- _Work to be completed_
Only the pictures are to be left out; set down the rest of the records exactly.

|---|

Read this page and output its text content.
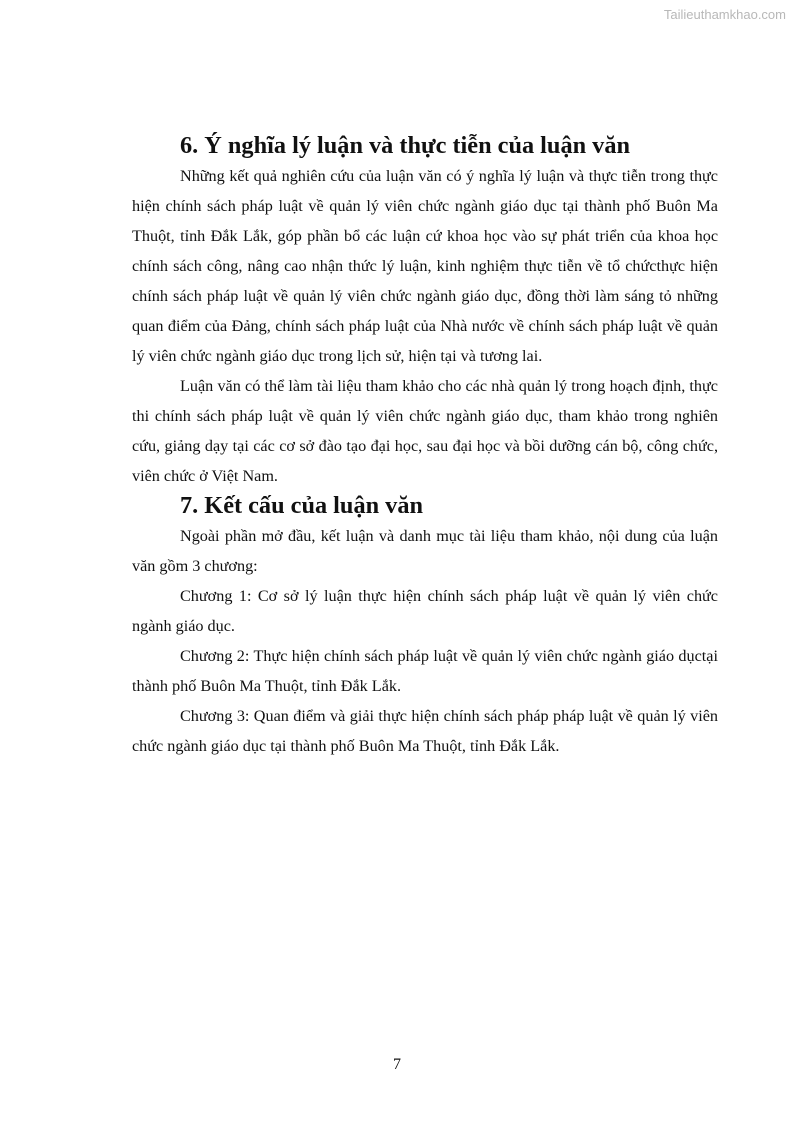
Tailieuthamkhao.com
6. Ý nghĩa lý luận và thực tiễn của luận văn

Những kết quả nghiên cứu của luận văn có ý nghĩa lý luận và thực tiễn trong thực hiện chính sách pháp luật về quản lý viên chức ngành giáo dục tại thành phố Buôn Ma Thuột, tỉnh Đắk Lắk, góp phần bổ các luận cứ khoa học vào sự phát triển của khoa học chính sách công, nâng cao nhận thức lý luận, kinh nghiệm thực tiễn về tổ chứcthực hiện chính sách pháp luật về quản lý viên chức ngành giáo dục, đồng thời làm sáng tỏ những quan điểm của Đảng, chính sách pháp luật của Nhà nước về chính sách pháp luật về quản lý viên chức ngành giáo dục trong lịch sử, hiện tại và tương lai.

Luận văn có thể làm tài liệu tham khảo cho các nhà quản lý trong hoạch định, thực thi chính sách pháp luật về quản lý viên chức ngành giáo dục, tham khảo trong nghiên cứu, giảng dạy tại các cơ sở đào tạo đại học, sau đại học và bồi dưỡng cán bộ, công chức, viên chức ở Việt Nam.

7. Kết cấu của luận văn

Ngoài phần mở đầu, kết luận và danh mục tài liệu tham khảo, nội dung của luận văn gồm 3 chương:

Chương 1: Cơ sở lý luận thực hiện chính sách pháp luật về quản lý viên chức ngành giáo dục.

Chương 2: Thực hiện chính sách pháp luật về quản lý viên chức ngành giáo dụctại thành phố Buôn Ma Thuột, tỉnh Đắk Lắk.

Chương 3: Quan điểm và giải thực hiện chính sách pháp pháp luật về quản lý viên chức ngành giáo dục tại thành phố Buôn Ma Thuột, tỉnh Đắk Lắk.

7
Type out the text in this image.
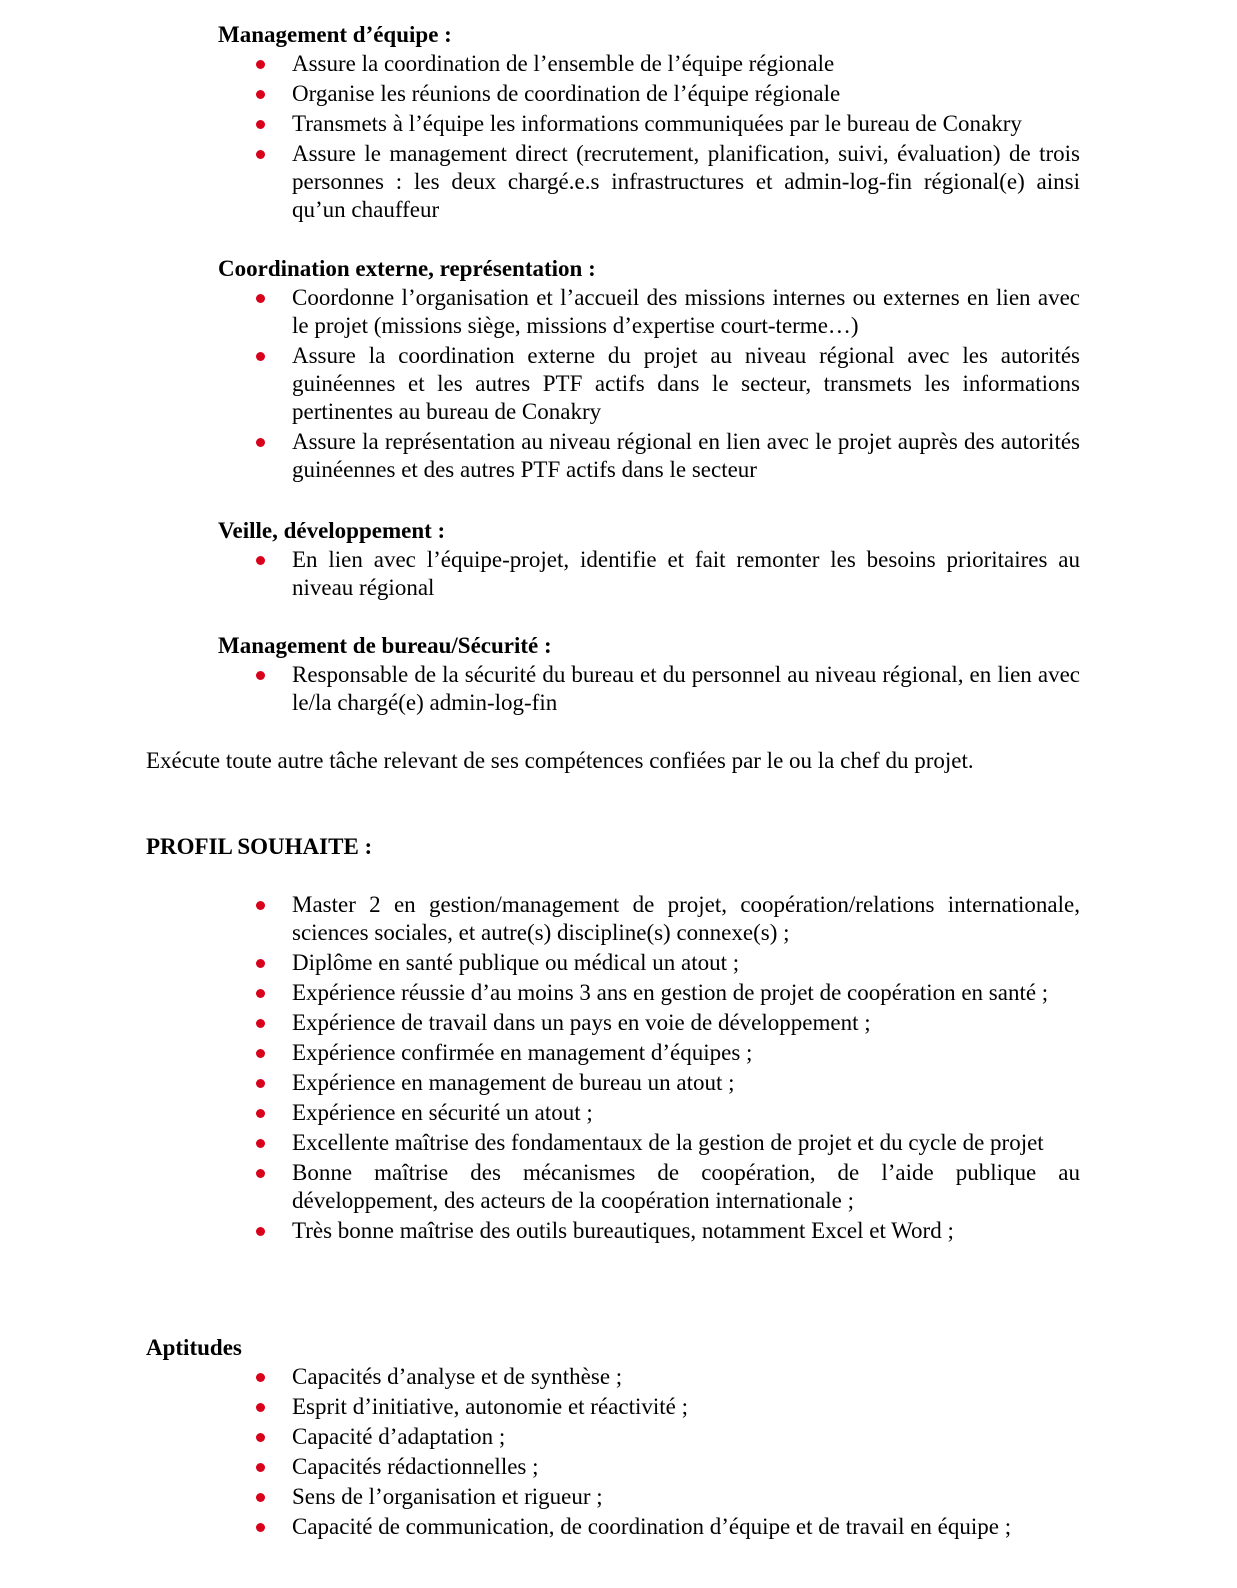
Management d’équipe :

Assure la coordination de l’ensemble de l’équipe régionale
Organise les réunions de coordination de l’équipe régionale
Transmets à l’équipe les informations communiquées par le bureau de Conakry
Assure le management direct (recrutement, planification, suivi, évaluation) de trois personnes : les deux chargé.e.s infrastructures et admin-log-fin régional(e) ainsi qu’un chauffeur

Coordination externe, représentation :

Coordonne l’organisation et l’accueil des missions internes ou externes en lien avec le projet (missions siège, missions d’expertise court-terme…)
Assure la coordination externe du projet au niveau régional avec les autorités guinéennes et les autres PTF actifs dans le secteur, transmets les informations pertinentes au bureau de Conakry
Assure la représentation au niveau régional en lien avec le projet auprès des autorités guinéennes et des autres PTF actifs dans le secteur

Veille, développement :

En lien avec l’équipe-projet, identifie et fait remonter les besoins prioritaires au niveau régional

Management de bureau/Sécurité :

Responsable de la sécurité du bureau et du personnel au niveau régional, en lien avec le/la chargé(e) admin-log-fin

Exécute toute autre tâche relevant de ses compétences confiées par le ou la chef du projet.

PROFIL SOUHAITE :

Master 2 en gestion/management de projet, coopération/relations internationale, sciences sociales, et autre(s) discipline(s) connexe(s) ;
Diplôme en santé publique ou médical un atout ;
Expérience réussie d’au moins 3 ans en gestion de projet de coopération en santé ;
Expérience de travail dans un pays en voie de développement ;
Expérience confirmée en management d’équipes ;
Expérience en management de bureau un atout ;
Expérience en sécurité un atout ;
Excellente maîtrise des fondamentaux de la gestion de projet et du cycle de projet
Bonne maîtrise des mécanismes de coopération, de l’aide publique au développement, des acteurs de la coopération internationale ;
Très bonne maîtrise des outils bureautiques, notamment Excel et Word ;

Aptitudes

Capacités d’analyse et de synthèse ;
Esprit d’initiative, autonomie et réactivité ;
Capacité d’adaptation ;
Capacités rédactionnelles ;
Sens de l’organisation et rigueur ;
Capacité de communication, de coordination d’équipe et de travail en équipe ;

|---|

- _Finished task_
Read this page and output its text content.
Tailieuthamkhao.com
6. Ý nghĩa lý luận và thực tiễn của luận văn

Những kết quả nghiên cứu của luận văn có ý nghĩa lý luận và thực tiễn trong thực hiện chính sách pháp luật về quản lý viên chức ngành giáo dục tại thành phố Buôn Ma Thuột, tỉnh Đắk Lắk, góp phần bổ các luận cứ khoa học vào sự phát triển của khoa học chính sách công, nâng cao nhận thức lý luận, kinh nghiệm thực tiễn về tổ chứcthực hiện chính sách pháp luật về quản lý viên chức ngành giáo dục, đồng thời làm sáng tỏ những quan điểm của Đảng, chính sách pháp luật của Nhà nước về chính sách pháp luật về quản lý viên chức ngành giáo dục trong lịch sử, hiện tại và tương lai.

Luận văn có thể làm tài liệu tham khảo cho các nhà quản lý trong hoạch định, thực thi chính sách pháp luật về quản lý viên chức ngành giáo dục, tham khảo trong nghiên cứu, giảng dạy tại các cơ sở đào tạo đại học, sau đại học và bồi dưỡng cán bộ, công chức, viên chức ở Việt Nam.

7. Kết cấu của luận văn

Ngoài phần mở đầu, kết luận và danh mục tài liệu tham khảo, nội dung của luận văn gồm 3 chương:

Chương 1: Cơ sở lý luận thực hiện chính sách pháp luật về quản lý viên chức ngành giáo dục.

Chương 2: Thực hiện chính sách pháp luật về quản lý viên chức ngành giáo dụctại thành phố Buôn Ma Thuột, tỉnh Đắk Lắk.

Chương 3: Quan điểm và giải thực hiện chính sách pháp pháp luật về quản lý viên chức ngành giáo dục tại thành phố Buôn Ma Thuột, tỉnh Đắk Lắk.

7
Type out the text in this image.
Management d’équipe :

Assure la coordination de l’ensemble de l’équipe régionale
Organise les réunions de coordination de l’équipe régionale
Transmets à l’équipe les informations communiquées par le bureau de Conakry
Assure le management direct (recrutement, planification, suivi, évaluation) de trois personnes : les deux chargé.e.s infrastructures et admin-log-fin régional(e) ainsi qu’un chauffeur

Coordination externe, représentation :

Coordonne l’organisation et l’accueil des missions internes ou externes en lien avec le projet (missions siège, missions d’expertise court-terme…)
Assure la coordination externe du projet au niveau régional avec les autorités guinéennes et les autres PTF actifs dans le secteur, transmets les informations pertinentes au bureau de Conakry
Assure la représentation au niveau régional en lien avec le projet auprès des autorités guinéennes et des autres PTF actifs dans le secteur

Veille, développement :

En lien avec l’équipe-projet, identifie et fait remonter les besoins prioritaires au niveau régional

Management de bureau/Sécurité :

Responsable de la sécurité du bureau et du personnel au niveau régional, en lien avec le/la chargé(e) admin-log-fin

Exécute toute autre tâche relevant de ses compétences confiées par le ou la chef du projet.

PROFIL SOUHAITE :

Master 2 en gestion/management de projet, coopération/relations internationale, sciences sociales, et autre(s) discipline(s) connexe(s) ;
Diplôme en santé publique ou médical un atout ;
Expérience réussie d’au moins 3 ans en gestion de projet de coopération en santé ;
Expérience de travail dans un pays en voie de développement ;
Expérience confirmée en management d’équipes ;
Expérience en management de bureau un atout ;
Expérience en sécurité un atout ;
Excellente maîtrise des fondamentaux de la gestion de projet et du cycle de projet
Bonne maîtrise des mécanismes de coopération, de l’aide publique au développement, des acteurs de la coopération internationale ;
Très bonne maîtrise des outils bureautiques, notamment Excel et Word ;

Aptitudes

Capacités d’analyse et de synthèse ;
Esprit d’initiative, autonomie et réactivité ;
Capacité d’adaptation ;
Capacités rédactionnelles ;
Sens de l’organisation et rigueur ;
Capacité de communication, de coordination d’équipe et de travail en équipe ;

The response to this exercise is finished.